[Goal] Reproduce the listing that follows with no differences at all.

[Figure dataset records]

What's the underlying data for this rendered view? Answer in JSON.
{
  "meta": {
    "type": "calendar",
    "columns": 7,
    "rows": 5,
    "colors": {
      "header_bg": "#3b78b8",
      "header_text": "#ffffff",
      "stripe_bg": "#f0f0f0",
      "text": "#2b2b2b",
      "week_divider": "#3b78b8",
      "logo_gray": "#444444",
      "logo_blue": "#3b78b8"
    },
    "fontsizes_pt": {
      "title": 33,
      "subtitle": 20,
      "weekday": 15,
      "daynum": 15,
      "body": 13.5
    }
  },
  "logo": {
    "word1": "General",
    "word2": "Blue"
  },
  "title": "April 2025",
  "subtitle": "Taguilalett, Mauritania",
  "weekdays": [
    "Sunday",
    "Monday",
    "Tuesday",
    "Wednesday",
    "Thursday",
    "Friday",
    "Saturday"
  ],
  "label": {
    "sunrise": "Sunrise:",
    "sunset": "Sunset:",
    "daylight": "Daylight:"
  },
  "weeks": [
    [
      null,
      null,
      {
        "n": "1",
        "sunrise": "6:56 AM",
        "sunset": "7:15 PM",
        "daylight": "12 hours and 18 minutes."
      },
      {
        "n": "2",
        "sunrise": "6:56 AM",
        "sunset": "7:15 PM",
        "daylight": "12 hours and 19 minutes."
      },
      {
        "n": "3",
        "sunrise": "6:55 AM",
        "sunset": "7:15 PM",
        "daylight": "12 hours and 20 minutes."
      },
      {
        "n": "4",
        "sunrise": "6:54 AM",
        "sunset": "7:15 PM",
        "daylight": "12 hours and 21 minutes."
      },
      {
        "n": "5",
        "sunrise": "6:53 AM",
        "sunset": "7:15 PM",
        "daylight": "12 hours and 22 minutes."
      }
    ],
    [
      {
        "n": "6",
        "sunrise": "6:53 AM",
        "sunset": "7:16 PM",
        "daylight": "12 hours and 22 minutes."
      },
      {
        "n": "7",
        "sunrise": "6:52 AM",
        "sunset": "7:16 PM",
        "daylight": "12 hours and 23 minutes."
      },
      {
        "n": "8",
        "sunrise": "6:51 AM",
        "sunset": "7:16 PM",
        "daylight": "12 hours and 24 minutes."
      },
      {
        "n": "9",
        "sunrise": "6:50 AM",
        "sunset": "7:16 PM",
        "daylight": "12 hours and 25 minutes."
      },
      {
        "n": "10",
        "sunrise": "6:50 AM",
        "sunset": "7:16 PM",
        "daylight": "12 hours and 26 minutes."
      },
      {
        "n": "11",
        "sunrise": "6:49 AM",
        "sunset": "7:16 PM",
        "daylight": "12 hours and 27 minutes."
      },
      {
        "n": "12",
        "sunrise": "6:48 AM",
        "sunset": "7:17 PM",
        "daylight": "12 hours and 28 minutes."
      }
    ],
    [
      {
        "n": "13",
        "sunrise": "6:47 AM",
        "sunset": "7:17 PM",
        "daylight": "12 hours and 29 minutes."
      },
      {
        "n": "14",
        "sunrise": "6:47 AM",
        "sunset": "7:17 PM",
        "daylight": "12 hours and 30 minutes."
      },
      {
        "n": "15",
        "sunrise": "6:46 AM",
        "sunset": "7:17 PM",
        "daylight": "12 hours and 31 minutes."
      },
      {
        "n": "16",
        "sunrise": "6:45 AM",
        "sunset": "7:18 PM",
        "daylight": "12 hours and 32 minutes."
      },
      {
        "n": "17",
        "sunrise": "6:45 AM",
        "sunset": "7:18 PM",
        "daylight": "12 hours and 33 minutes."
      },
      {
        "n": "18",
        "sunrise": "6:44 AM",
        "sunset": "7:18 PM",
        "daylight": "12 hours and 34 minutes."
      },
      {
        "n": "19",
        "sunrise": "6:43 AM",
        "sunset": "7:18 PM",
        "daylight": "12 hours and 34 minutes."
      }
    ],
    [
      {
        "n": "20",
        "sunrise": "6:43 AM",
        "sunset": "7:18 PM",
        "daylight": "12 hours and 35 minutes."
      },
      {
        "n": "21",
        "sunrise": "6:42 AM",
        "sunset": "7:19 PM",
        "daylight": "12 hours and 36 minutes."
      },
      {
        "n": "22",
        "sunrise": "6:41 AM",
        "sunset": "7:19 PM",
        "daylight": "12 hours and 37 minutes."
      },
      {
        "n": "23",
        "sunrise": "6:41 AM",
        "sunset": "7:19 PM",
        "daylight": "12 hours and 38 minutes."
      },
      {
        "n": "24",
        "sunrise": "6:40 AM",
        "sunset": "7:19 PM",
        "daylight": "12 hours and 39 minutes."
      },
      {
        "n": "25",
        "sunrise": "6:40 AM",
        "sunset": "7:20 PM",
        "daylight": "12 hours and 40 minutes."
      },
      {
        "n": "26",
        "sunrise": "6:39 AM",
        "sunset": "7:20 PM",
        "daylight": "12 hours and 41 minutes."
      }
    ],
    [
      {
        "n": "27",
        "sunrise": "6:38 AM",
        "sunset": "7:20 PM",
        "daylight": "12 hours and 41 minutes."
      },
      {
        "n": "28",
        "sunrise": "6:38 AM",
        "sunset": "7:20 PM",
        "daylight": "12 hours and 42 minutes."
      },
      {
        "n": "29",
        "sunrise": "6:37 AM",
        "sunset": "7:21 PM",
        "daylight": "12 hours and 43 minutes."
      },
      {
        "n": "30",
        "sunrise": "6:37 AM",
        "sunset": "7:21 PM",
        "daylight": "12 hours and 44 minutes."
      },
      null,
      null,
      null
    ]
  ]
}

[Response below]
What's the underlying data for this rendered view? Answer in JSON.
{
  "meta": {
    "type": "calendar",
    "columns": 7,
    "rows": 5,
    "colors": {
      "header_bg": "#3b78b8",
      "header_text": "#ffffff",
      "stripe_bg": "#f0f0f0",
      "text": "#2b2b2b",
      "week_divider": "#3b78b8",
      "logo_gray": "#444444",
      "logo_blue": "#3b78b8"
    },
    "fontsizes_pt": {
      "title": 33,
      "subtitle": 20,
      "weekday": 15,
      "daynum": 15,
      "body": 13.5
    }
  },
  "logo": {
    "word1": "General",
    "word2": "Blue"
  },
  "title": "April 2025",
  "subtitle": "Taguilalett, Mauritania",
  "weekdays": [
    "Sunday",
    "Monday",
    "Tuesday",
    "Wednesday",
    "Thursday",
    "Friday",
    "Saturday"
  ],
  "label": {
    "sunrise": "Sunrise:",
    "sunset": "Sunset:",
    "daylight": "Daylight:"
  },
  "weeks": [
    [
      null,
      null,
      {
        "n": "1",
        "sunrise": "6:56 AM",
        "sunset": "7:15 PM",
        "daylight": "12 hours and 18 minutes."
      },
      {
        "n": "2",
        "sunrise": "6:56 AM",
        "sunset": "7:15 PM",
        "daylight": "12 hours and 19 minutes."
      },
      {
        "n": "3",
        "sunrise": "6:55 AM",
        "sunset": "7:15 PM",
        "daylight": "12 hours and 20 minutes."
      },
      {
        "n": "4",
        "sunrise": "6:54 AM",
        "sunset": "7:15 PM",
        "daylight": "12 hours and 21 minutes."
      },
      {
        "n": "5",
        "sunrise": "6:53 AM",
        "sunset": "7:15 PM",
        "daylight": "12 hours and 22 minutes."
      }
    ],
    [
      {
        "n": "6",
        "sunrise": "6:53 AM",
        "sunset": "7:16 PM",
        "daylight": "12 hours and 22 minutes."
      },
      {
        "n": "7",
        "sunrise": "6:52 AM",
        "sunset": "7:16 PM",
        "daylight": "12 hours and 23 minutes."
      },
      {
        "n": "8",
        "sunrise": "6:51 AM",
        "sunset": "7:16 PM",
        "daylight": "12 hours and 24 minutes."
      },
      {
        "n": "9",
        "sunrise": "6:50 AM",
        "sunset": "7:16 PM",
        "daylight": "12 hours and 25 minutes."
      },
      {
        "n": "10",
        "sunrise": "6:50 AM",
        "sunset": "7:16 PM",
        "daylight": "12 hours and 26 minutes."
      },
      {
        "n": "11",
        "sunrise": "6:49 AM",
        "sunset": "7:16 PM",
        "daylight": "12 hours and 27 minutes."
      },
      {
        "n": "12",
        "sunrise": "6:48 AM",
        "sunset": "7:17 PM",
        "daylight": "12 hours and 28 minutes."
      }
    ],
    [
      {
        "n": "13",
        "sunrise": "6:47 AM",
        "sunset": "7:17 PM",
        "daylight": "12 hours and 29 minutes."
      },
      {
        "n": "14",
        "sunrise": "6:47 AM",
        "sunset": "7:17 PM",
        "daylight": "12 hours and 30 minutes."
      },
      {
        "n": "15",
        "sunrise": "6:46 AM",
        "sunset": "7:17 PM",
        "daylight": "12 hours and 31 minutes."
      },
      {
        "n": "16",
        "sunrise": "6:45 AM",
        "sunset": "7:18 PM",
        "daylight": "12 hours and 32 minutes."
      },
      {
        "n": "17",
        "sunrise": "6:45 AM",
        "sunset": "7:18 PM",
        "daylight": "12 hours and 33 minutes."
      },
      {
        "n": "18",
        "sunrise": "6:44 AM",
        "sunset": "7:18 PM",
        "daylight": "12 hours and 34 minutes."
      },
      {
        "n": "19",
        "sunrise": "6:43 AM",
        "sunset": "7:18 PM",
        "daylight": "12 hours and 34 minutes."
      }
    ],
    [
      {
        "n": "20",
        "sunrise": "6:43 AM",
        "sunset": "7:18 PM",
        "daylight": "12 hours and 35 minutes."
      },
      {
        "n": "21",
        "sunrise": "6:42 AM",
        "sunset": "7:19 PM",
        "daylight": "12 hours and 36 minutes."
      },
      {
        "n": "22",
        "sunrise": "6:41 AM",
        "sunset": "7:19 PM",
        "daylight": "12 hours and 37 minutes."
      },
      {
        "n": "23",
        "sunrise": "6:41 AM",
        "sunset": "7:19 PM",
        "daylight": "12 hours and 38 minutes."
      },
      {
        "n": "24",
        "sunrise": "6:40 AM",
        "sunset": "7:19 PM",
        "daylight": "12 hours and 39 minutes."
      },
      {
        "n": "25",
        "sunrise": "6:40 AM",
        "sunset": "7:20 PM",
        "daylight": "12 hours and 40 minutes."
      },
      {
        "n": "26",
        "sunrise": "6:39 AM",
        "sunset": "7:20 PM",
        "daylight": "12 hours and 41 minutes."
      }
    ],
    [
      {
        "n": "27",
        "sunrise": "6:38 AM",
        "sunset": "7:20 PM",
        "daylight": "12 hours and 41 minutes."
      },
      {
        "n": "28",
        "sunrise": "6:38 AM",
        "sunset": "7:20 PM",
        "daylight": "12 hours and 42 minutes."
      },
      {
        "n": "29",
        "sunrise": "6:37 AM",
        "sunset": "7:21 PM",
        "daylight": "12 hours and 43 minutes."
      },
      {
        "n": "30",
        "sunrise": "6:37 AM",
        "sunset": "7:21 PM",
        "daylight": "12 hours and 44 minutes."
      },
      null,
      null,
      null
    ]
  ]
}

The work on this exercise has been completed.